_Written exercise_
Copy down every line where the string "租赁资产种类" shows up.

--- start of Data ---

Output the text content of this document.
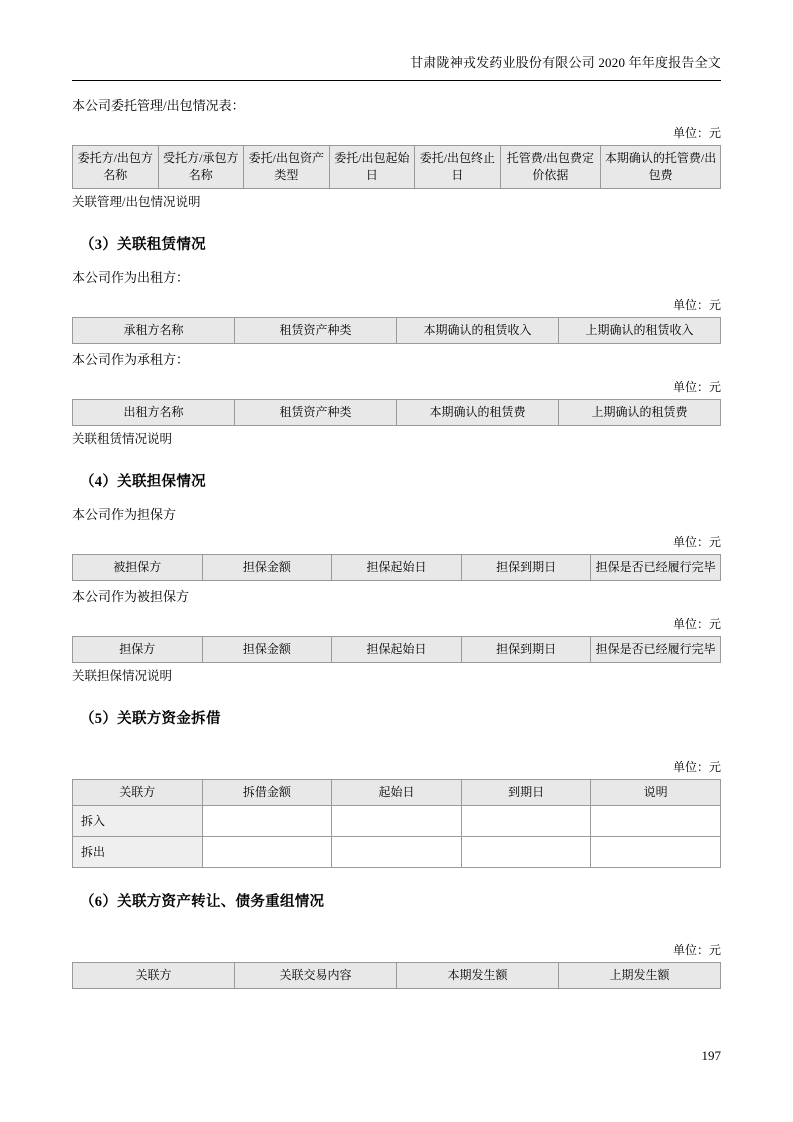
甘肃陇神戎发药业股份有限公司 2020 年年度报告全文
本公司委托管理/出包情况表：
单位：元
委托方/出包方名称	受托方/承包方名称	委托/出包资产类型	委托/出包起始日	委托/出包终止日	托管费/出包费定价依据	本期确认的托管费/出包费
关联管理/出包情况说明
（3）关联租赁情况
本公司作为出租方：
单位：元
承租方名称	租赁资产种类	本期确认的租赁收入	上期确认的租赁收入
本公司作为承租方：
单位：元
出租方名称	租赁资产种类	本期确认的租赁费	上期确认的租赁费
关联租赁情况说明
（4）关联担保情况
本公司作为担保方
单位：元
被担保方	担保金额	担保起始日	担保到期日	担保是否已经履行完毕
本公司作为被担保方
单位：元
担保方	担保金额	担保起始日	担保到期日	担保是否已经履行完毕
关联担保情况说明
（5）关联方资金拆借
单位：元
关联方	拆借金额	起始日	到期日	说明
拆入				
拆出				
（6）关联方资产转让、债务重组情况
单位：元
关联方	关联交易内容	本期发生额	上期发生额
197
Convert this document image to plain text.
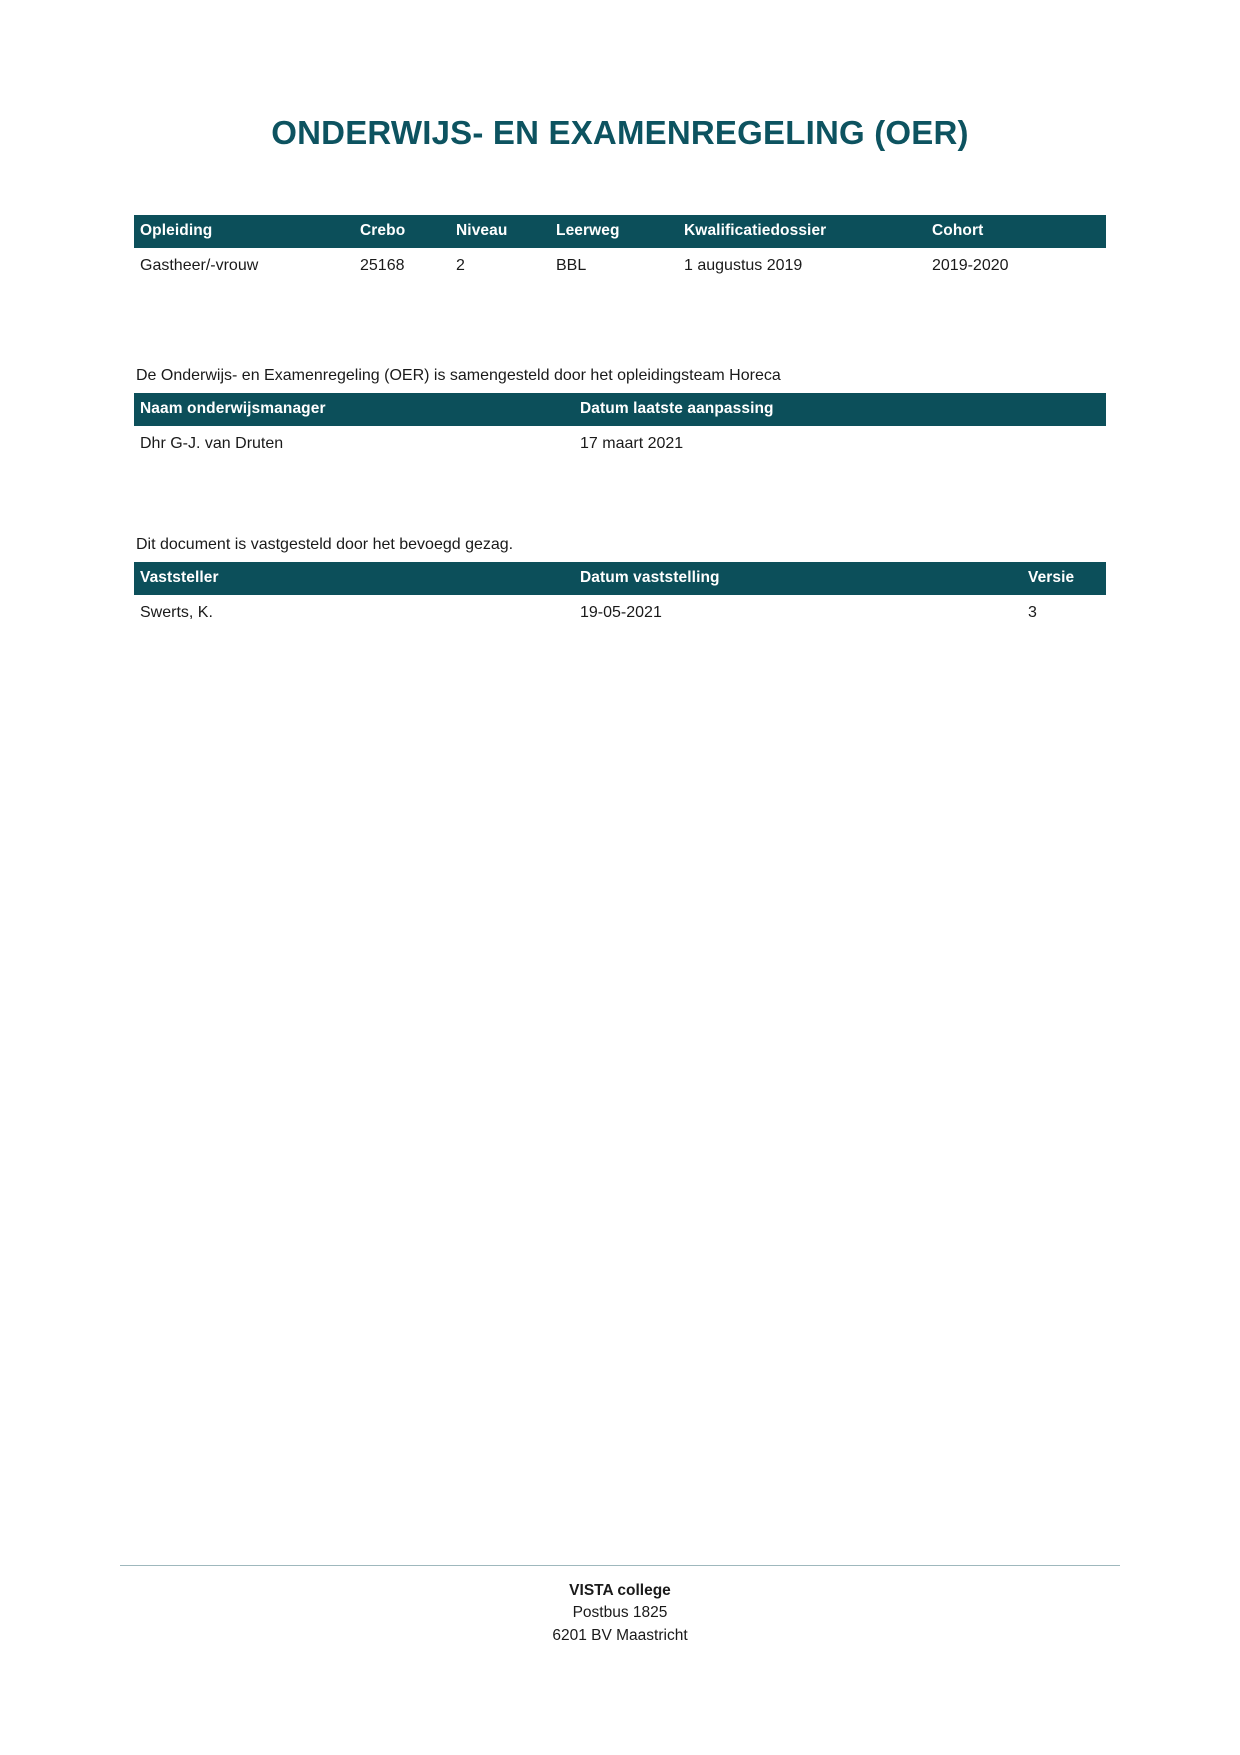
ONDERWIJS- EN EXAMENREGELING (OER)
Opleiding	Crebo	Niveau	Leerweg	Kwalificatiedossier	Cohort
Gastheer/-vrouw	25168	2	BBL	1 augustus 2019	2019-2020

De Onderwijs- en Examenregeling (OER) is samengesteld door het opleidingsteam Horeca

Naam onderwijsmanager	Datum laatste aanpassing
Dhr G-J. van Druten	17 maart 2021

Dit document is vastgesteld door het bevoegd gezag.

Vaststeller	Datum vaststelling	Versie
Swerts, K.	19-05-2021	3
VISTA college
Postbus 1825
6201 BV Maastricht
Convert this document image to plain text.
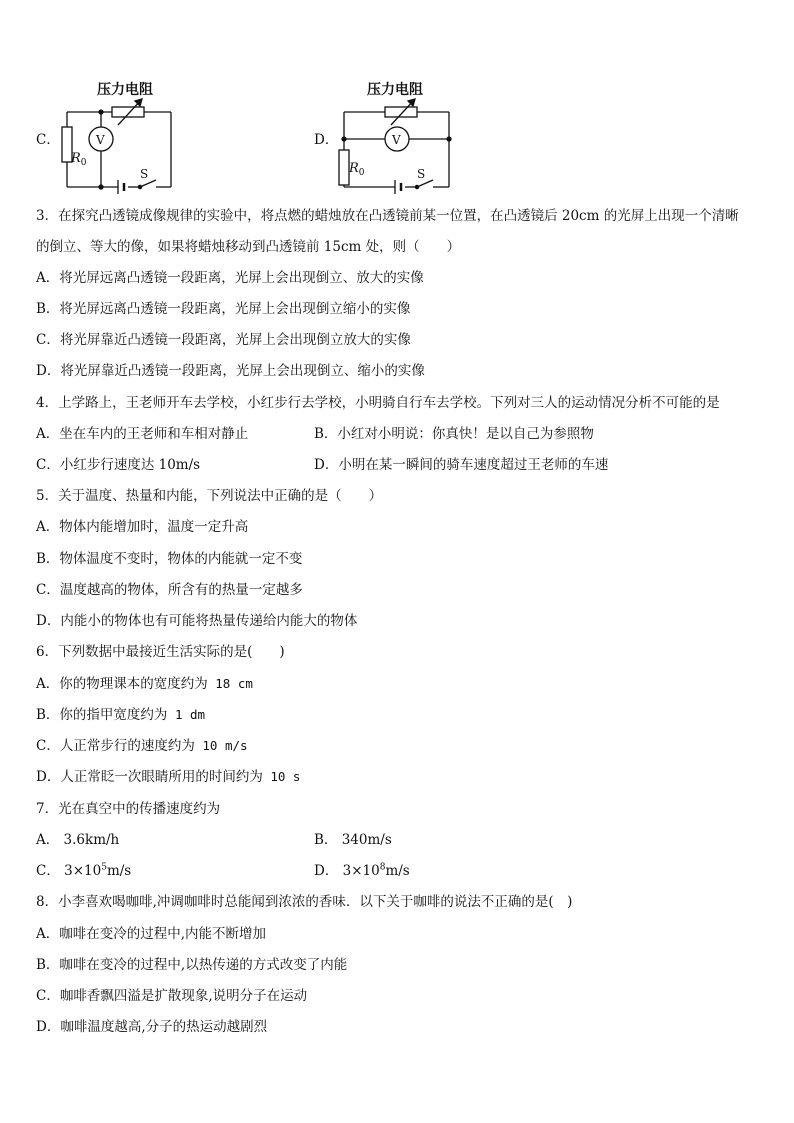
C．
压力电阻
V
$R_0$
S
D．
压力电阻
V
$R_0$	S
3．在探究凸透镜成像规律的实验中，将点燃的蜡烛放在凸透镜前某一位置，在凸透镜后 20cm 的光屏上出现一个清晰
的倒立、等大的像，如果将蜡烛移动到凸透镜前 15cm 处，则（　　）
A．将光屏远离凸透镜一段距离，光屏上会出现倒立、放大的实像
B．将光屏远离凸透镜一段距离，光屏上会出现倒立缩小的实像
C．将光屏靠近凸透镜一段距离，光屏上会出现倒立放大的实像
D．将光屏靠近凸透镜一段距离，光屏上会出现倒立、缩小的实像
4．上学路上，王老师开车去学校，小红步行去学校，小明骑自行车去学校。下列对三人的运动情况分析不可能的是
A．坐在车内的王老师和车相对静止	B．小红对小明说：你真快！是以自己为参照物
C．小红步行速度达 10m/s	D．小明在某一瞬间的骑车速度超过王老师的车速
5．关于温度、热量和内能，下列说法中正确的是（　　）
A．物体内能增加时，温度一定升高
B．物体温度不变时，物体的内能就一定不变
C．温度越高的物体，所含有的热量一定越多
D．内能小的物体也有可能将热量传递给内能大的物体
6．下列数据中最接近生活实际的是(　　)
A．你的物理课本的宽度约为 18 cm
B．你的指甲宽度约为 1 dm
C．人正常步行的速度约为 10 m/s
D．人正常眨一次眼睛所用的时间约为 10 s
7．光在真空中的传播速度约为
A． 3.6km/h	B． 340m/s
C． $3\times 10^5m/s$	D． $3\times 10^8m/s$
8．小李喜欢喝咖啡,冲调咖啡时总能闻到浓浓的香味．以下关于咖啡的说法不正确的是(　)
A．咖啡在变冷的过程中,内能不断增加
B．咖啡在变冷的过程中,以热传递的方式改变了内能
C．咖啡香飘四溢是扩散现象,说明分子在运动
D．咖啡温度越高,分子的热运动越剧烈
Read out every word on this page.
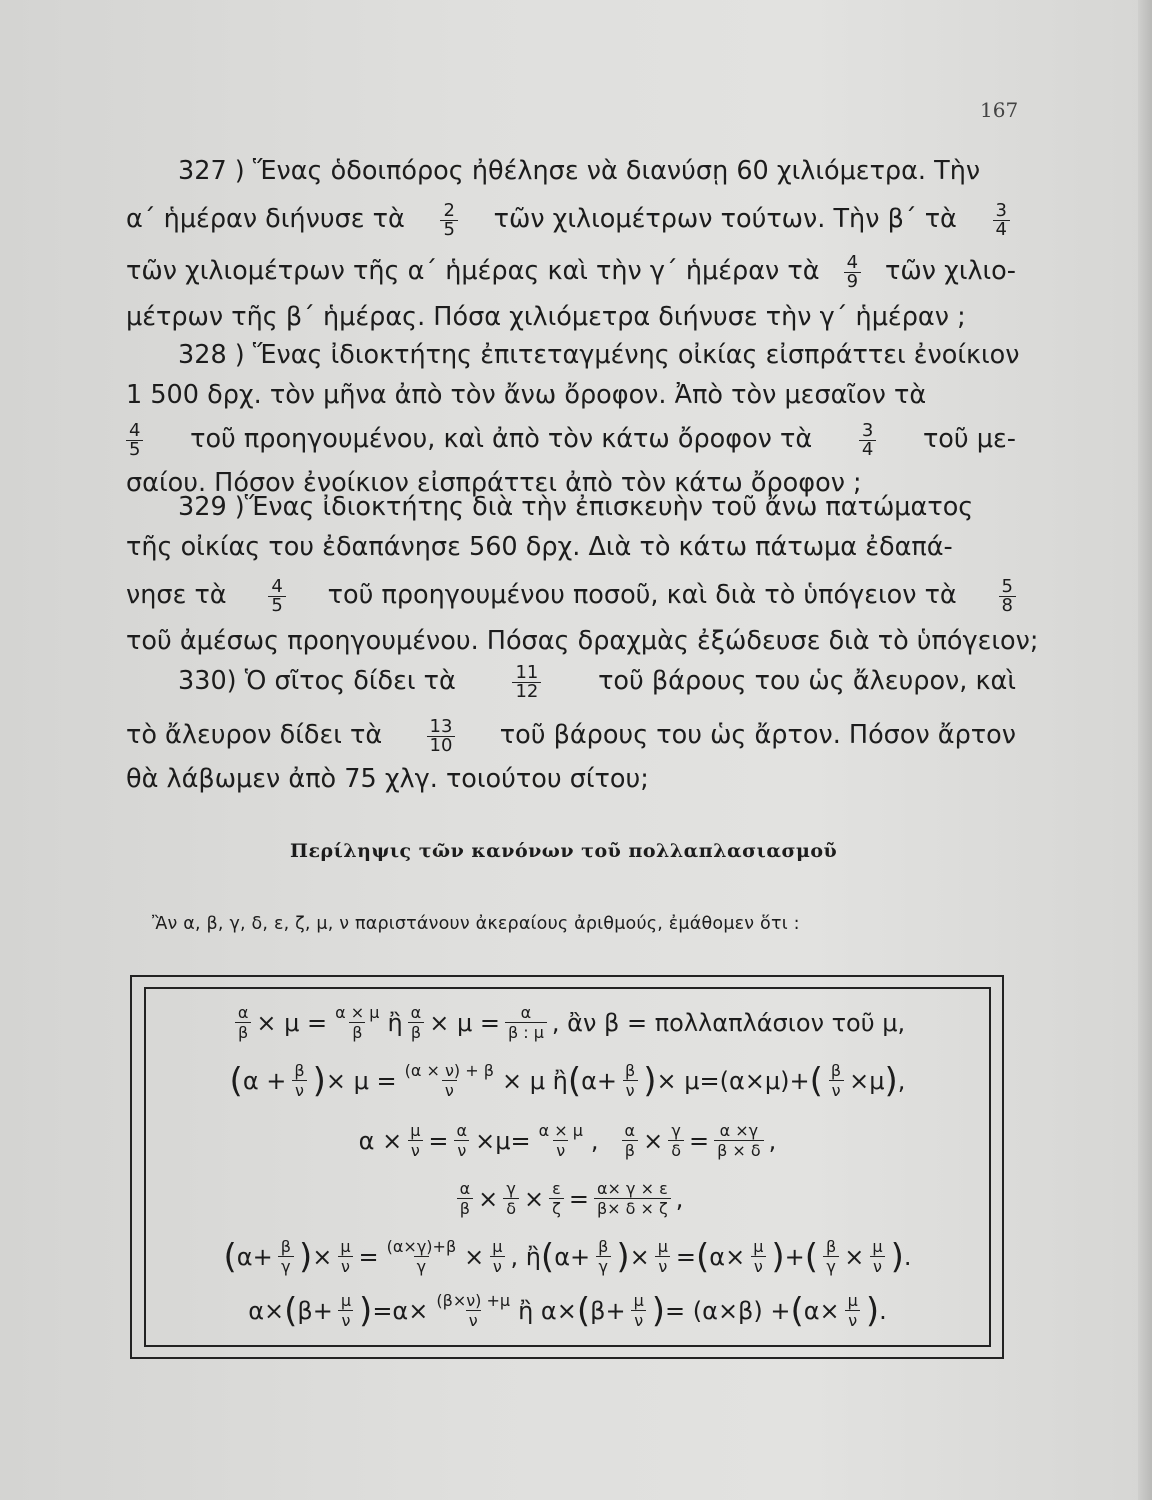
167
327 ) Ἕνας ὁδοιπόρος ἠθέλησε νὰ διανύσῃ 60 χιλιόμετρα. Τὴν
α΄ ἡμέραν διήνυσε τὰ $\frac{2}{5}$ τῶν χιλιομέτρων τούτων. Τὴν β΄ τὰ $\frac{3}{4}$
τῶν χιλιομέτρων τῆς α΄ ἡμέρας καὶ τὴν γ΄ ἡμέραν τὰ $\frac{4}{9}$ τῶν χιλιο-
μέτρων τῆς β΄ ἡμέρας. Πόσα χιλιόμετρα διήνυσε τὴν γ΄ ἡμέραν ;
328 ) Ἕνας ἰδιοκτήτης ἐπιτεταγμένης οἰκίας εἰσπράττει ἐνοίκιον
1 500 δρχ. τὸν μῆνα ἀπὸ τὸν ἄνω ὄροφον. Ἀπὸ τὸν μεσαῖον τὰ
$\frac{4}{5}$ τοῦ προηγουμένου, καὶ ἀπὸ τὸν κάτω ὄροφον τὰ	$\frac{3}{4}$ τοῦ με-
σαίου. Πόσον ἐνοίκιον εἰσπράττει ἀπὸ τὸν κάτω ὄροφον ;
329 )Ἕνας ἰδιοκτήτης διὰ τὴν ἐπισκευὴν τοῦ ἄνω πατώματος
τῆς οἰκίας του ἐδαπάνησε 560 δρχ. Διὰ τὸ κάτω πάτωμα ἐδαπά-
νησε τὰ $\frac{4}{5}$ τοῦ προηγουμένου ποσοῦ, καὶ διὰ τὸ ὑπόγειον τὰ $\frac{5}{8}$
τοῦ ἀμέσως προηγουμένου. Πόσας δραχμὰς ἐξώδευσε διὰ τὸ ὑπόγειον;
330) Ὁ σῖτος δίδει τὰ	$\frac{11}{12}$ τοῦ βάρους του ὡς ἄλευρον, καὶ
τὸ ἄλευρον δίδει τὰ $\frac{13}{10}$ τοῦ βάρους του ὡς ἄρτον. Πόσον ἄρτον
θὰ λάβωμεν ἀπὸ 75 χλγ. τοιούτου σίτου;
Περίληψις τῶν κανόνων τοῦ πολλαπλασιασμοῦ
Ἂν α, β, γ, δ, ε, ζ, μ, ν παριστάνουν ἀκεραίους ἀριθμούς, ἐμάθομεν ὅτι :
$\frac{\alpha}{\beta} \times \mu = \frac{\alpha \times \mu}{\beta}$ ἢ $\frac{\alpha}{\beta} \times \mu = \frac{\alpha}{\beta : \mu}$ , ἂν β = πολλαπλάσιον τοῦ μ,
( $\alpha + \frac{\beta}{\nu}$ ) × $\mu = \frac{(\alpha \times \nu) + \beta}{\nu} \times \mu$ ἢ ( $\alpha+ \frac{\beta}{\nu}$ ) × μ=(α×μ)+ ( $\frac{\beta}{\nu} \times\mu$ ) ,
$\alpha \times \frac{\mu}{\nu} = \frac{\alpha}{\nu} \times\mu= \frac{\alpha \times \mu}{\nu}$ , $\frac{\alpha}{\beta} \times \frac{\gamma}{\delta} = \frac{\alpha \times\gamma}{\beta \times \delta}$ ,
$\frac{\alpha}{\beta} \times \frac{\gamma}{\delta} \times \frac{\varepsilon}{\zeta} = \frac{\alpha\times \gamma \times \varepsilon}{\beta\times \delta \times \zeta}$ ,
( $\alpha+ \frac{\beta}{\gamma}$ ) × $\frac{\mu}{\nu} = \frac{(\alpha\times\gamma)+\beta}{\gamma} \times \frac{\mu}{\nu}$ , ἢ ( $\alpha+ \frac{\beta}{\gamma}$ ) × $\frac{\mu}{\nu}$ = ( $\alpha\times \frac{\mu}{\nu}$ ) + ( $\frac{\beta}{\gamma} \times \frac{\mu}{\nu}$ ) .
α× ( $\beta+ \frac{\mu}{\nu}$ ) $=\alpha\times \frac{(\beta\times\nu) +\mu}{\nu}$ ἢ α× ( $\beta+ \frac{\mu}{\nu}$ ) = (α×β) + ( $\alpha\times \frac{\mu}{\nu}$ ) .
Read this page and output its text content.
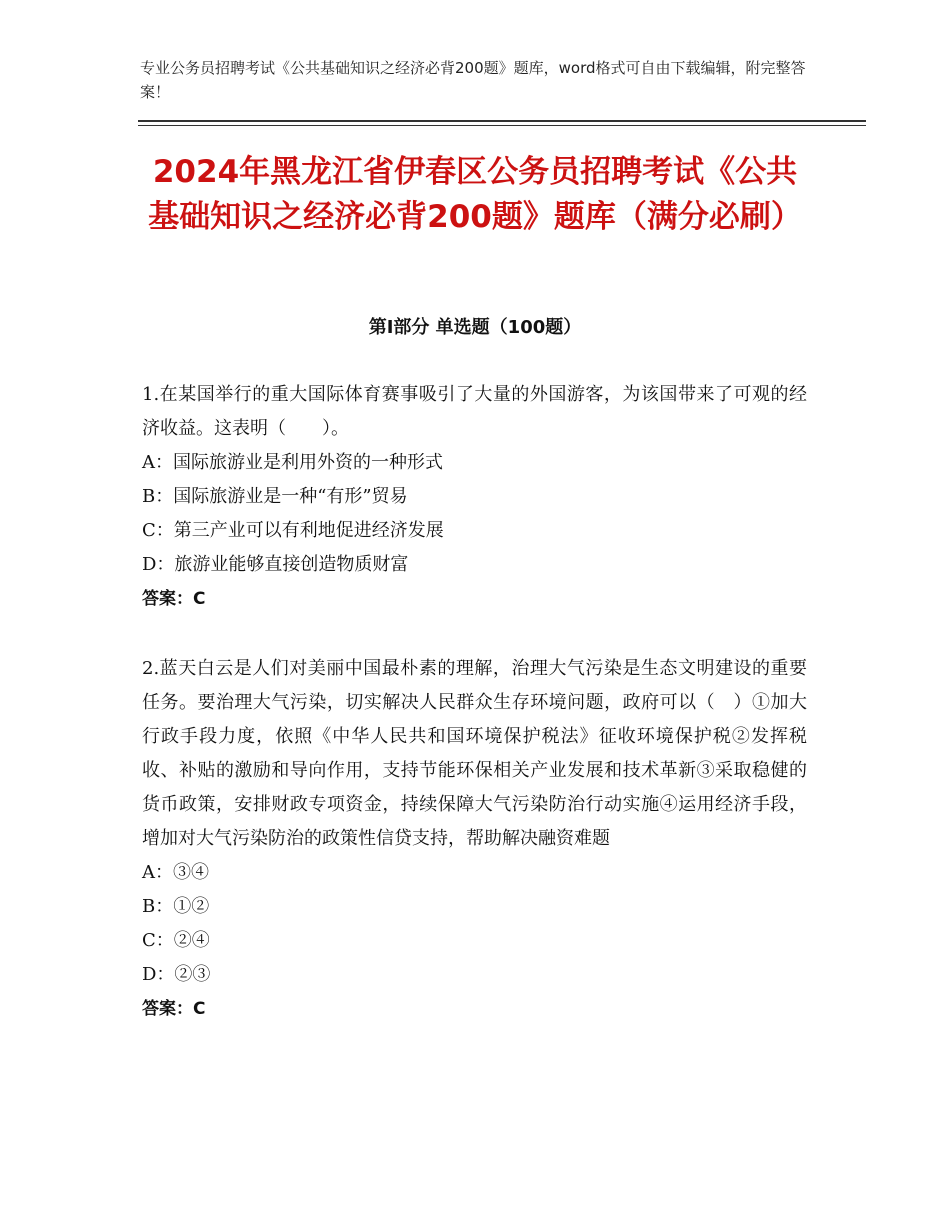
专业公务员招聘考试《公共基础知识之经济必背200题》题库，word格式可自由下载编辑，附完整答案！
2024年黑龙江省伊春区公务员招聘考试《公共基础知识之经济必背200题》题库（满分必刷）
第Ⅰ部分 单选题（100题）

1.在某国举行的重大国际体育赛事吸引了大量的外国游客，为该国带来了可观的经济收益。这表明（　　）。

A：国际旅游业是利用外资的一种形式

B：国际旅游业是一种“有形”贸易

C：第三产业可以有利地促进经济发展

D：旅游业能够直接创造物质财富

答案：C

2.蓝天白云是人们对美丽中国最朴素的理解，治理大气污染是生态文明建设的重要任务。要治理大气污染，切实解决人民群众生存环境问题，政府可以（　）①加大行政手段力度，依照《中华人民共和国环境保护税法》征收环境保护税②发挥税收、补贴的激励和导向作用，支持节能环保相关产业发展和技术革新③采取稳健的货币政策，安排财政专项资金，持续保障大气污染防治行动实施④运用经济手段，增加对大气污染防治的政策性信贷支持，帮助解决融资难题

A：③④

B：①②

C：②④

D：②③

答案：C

--- end of Data ---

_Result for this task_
承租方名称	租赁资产种类	本期确认的租赁收入	上期确认的租赁收入
出租方名称	租赁资产种类	本期确认的租赁费	上期确认的租赁费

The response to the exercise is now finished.